▶ [EXERCISE]:
Single out the lines that include the word "ylabel". Copy them.

▶ [DATA PROVIDED]:
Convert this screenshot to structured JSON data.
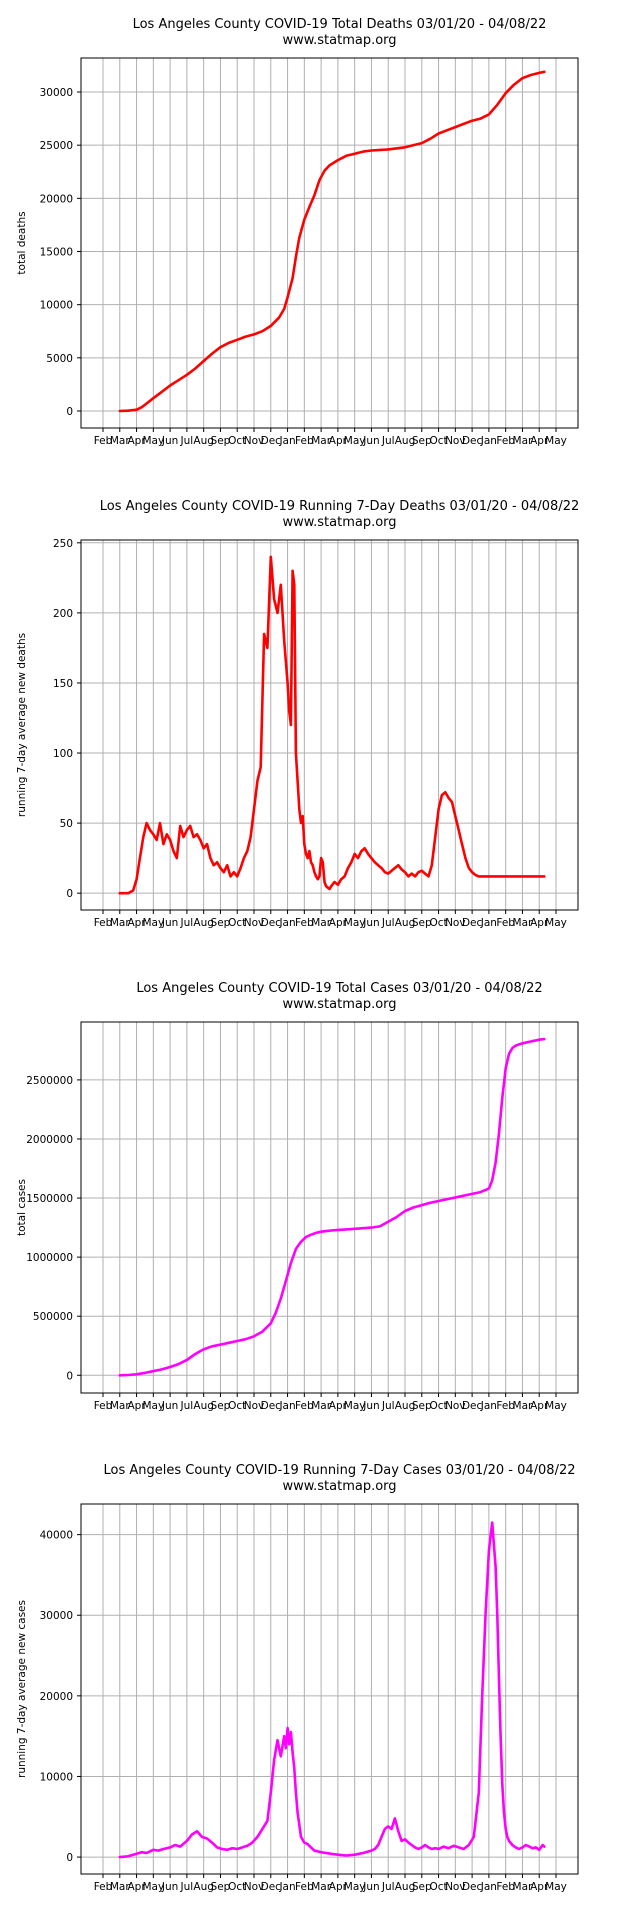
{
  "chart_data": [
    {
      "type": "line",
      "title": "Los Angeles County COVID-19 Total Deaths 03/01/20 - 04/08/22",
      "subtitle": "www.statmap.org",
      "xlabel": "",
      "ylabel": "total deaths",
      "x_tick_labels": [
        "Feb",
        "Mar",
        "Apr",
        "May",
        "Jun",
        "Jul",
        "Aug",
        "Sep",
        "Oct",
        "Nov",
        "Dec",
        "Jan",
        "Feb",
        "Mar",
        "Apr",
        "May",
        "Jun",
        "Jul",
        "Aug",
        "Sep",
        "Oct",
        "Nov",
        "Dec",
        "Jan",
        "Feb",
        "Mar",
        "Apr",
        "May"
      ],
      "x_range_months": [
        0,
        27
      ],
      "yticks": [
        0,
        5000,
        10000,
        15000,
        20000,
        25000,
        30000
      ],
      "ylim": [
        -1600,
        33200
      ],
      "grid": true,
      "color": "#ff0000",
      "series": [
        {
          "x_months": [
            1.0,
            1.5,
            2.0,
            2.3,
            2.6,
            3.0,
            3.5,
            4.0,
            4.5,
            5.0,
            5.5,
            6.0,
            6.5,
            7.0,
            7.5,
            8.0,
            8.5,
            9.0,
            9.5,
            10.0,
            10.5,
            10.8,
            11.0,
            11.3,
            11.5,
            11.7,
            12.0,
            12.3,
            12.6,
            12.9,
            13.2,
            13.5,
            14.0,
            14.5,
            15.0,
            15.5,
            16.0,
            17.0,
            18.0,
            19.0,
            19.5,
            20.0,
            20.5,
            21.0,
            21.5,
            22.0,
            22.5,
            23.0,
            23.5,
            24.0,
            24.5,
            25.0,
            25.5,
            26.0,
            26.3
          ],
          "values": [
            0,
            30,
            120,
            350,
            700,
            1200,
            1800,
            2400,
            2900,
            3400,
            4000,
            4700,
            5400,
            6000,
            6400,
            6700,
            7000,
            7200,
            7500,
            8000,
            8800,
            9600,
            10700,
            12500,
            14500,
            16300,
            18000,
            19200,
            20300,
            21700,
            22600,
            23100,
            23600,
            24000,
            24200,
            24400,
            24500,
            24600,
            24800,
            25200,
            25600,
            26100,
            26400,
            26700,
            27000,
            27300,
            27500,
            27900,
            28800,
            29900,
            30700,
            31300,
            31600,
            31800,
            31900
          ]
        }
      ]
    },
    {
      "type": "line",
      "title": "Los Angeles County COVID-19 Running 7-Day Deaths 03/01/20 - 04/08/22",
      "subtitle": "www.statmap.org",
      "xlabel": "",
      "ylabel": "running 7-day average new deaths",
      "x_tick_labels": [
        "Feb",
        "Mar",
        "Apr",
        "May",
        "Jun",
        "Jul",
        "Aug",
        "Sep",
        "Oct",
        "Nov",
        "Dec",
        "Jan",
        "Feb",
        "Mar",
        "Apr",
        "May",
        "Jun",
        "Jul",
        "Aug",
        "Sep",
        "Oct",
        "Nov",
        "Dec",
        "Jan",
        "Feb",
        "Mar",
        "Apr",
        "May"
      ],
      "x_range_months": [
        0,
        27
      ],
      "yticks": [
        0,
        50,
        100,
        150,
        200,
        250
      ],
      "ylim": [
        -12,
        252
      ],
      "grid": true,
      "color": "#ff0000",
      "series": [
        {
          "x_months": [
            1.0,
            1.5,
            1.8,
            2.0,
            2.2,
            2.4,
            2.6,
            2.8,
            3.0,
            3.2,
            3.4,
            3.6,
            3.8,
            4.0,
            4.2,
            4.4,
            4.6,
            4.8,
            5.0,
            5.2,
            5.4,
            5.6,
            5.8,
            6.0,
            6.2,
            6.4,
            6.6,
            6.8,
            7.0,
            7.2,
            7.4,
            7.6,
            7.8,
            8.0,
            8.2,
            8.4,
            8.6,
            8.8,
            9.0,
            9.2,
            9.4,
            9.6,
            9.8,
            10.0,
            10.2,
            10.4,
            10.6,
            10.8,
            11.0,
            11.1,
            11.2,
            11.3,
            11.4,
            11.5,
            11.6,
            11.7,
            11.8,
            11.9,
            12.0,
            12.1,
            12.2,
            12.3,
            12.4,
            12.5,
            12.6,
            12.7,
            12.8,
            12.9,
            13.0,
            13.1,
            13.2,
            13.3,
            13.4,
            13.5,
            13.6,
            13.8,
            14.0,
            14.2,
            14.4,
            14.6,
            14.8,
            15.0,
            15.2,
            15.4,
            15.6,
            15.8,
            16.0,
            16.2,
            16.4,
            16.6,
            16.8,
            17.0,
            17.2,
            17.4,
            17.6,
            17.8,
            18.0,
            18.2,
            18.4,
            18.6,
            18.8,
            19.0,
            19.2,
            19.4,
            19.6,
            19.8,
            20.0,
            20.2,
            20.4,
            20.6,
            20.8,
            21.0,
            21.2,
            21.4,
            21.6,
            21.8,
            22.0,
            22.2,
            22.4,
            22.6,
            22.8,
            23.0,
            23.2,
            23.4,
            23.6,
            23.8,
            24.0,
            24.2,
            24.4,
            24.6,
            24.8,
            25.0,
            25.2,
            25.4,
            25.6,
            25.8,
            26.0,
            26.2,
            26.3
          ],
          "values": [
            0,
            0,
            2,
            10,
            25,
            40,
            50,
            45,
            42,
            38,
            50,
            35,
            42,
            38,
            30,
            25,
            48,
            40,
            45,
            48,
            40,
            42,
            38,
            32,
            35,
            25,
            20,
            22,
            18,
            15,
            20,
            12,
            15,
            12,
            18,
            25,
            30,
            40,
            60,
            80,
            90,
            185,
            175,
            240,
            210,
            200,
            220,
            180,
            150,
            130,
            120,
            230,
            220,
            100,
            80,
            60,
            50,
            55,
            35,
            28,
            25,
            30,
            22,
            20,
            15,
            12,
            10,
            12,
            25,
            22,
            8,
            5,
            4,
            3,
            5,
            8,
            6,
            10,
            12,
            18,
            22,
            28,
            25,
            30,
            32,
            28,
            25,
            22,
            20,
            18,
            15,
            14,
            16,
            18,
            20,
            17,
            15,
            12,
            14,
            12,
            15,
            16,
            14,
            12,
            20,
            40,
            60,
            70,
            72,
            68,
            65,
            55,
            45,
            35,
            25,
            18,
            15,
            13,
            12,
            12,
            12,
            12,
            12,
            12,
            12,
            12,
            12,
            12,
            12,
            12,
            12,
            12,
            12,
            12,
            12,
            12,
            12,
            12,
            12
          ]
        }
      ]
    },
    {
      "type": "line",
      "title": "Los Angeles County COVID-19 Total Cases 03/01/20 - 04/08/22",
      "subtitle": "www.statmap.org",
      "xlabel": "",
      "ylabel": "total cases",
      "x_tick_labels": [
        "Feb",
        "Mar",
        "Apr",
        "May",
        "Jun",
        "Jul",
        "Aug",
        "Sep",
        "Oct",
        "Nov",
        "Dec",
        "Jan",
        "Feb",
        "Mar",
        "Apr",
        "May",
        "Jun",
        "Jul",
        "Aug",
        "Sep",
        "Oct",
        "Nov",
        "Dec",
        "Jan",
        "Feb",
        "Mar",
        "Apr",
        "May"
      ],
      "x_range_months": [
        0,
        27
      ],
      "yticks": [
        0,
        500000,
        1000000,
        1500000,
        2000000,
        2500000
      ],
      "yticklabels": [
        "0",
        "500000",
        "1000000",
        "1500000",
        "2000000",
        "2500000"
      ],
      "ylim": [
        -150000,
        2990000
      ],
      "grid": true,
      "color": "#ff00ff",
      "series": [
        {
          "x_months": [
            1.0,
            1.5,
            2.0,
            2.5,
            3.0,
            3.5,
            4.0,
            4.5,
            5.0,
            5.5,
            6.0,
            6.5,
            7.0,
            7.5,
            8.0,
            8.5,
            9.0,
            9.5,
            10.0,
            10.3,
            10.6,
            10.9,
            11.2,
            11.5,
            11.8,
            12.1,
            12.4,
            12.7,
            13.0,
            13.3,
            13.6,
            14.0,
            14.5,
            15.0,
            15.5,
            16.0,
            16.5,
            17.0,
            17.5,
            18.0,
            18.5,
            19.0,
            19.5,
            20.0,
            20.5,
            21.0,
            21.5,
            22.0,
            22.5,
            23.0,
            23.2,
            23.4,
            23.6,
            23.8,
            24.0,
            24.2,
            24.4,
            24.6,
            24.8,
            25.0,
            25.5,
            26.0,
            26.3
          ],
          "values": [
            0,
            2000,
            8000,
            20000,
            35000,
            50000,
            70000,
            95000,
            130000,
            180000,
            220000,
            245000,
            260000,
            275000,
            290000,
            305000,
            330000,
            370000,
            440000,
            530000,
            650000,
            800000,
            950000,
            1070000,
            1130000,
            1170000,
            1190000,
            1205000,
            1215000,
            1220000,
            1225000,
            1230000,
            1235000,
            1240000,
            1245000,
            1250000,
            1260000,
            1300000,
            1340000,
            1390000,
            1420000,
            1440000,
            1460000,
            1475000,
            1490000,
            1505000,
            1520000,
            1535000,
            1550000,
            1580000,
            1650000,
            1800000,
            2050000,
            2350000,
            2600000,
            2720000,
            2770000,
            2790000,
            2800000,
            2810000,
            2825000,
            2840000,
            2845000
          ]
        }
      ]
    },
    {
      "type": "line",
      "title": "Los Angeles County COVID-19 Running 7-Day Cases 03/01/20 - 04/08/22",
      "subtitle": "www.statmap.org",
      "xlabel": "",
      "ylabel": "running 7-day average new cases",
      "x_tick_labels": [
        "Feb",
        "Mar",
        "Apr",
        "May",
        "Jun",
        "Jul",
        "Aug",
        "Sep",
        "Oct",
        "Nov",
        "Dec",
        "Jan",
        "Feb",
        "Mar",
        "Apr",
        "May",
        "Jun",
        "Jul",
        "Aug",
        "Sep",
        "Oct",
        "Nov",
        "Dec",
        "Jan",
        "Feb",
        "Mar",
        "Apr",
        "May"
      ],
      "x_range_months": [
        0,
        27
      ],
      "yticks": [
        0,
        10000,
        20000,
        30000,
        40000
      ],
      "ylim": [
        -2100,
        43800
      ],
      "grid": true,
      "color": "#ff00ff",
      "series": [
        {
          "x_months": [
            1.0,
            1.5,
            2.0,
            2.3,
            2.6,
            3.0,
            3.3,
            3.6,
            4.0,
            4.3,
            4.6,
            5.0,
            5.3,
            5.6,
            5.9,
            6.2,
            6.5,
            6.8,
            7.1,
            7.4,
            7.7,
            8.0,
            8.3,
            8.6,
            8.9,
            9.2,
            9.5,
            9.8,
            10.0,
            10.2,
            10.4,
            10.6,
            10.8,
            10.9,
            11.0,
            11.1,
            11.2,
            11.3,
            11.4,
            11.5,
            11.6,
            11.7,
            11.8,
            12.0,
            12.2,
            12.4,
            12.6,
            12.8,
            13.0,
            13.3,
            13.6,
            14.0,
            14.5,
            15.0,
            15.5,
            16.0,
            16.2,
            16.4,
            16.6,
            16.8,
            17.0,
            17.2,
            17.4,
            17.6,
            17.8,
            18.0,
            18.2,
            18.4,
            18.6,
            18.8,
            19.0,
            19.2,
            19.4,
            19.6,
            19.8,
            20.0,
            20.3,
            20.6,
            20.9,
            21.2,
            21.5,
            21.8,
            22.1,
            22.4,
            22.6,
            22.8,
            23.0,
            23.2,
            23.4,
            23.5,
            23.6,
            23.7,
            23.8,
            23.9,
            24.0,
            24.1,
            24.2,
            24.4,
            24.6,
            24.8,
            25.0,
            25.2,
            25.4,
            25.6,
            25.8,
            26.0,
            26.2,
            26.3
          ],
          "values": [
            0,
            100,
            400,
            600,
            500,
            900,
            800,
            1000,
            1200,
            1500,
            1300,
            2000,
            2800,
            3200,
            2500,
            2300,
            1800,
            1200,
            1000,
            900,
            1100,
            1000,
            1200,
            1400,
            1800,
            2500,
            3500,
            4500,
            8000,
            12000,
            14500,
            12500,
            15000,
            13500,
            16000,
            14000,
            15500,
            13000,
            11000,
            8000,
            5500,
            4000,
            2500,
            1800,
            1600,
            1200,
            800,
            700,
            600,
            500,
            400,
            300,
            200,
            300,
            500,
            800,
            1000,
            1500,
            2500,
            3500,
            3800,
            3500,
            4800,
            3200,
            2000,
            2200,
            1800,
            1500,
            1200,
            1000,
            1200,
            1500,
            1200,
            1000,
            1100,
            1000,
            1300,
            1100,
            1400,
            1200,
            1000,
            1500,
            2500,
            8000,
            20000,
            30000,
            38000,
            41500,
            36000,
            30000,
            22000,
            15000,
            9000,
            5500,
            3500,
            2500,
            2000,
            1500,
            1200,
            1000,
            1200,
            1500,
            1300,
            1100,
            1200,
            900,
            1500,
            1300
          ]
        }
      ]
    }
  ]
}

▶ [ANSWER TO THE PROBLEM]:
      "ylabel": "total deaths",
      "ylabel": "running 7-day average new deaths",
      "ylabel": "total cases",
      "ylabel": "running 7-day average new cases",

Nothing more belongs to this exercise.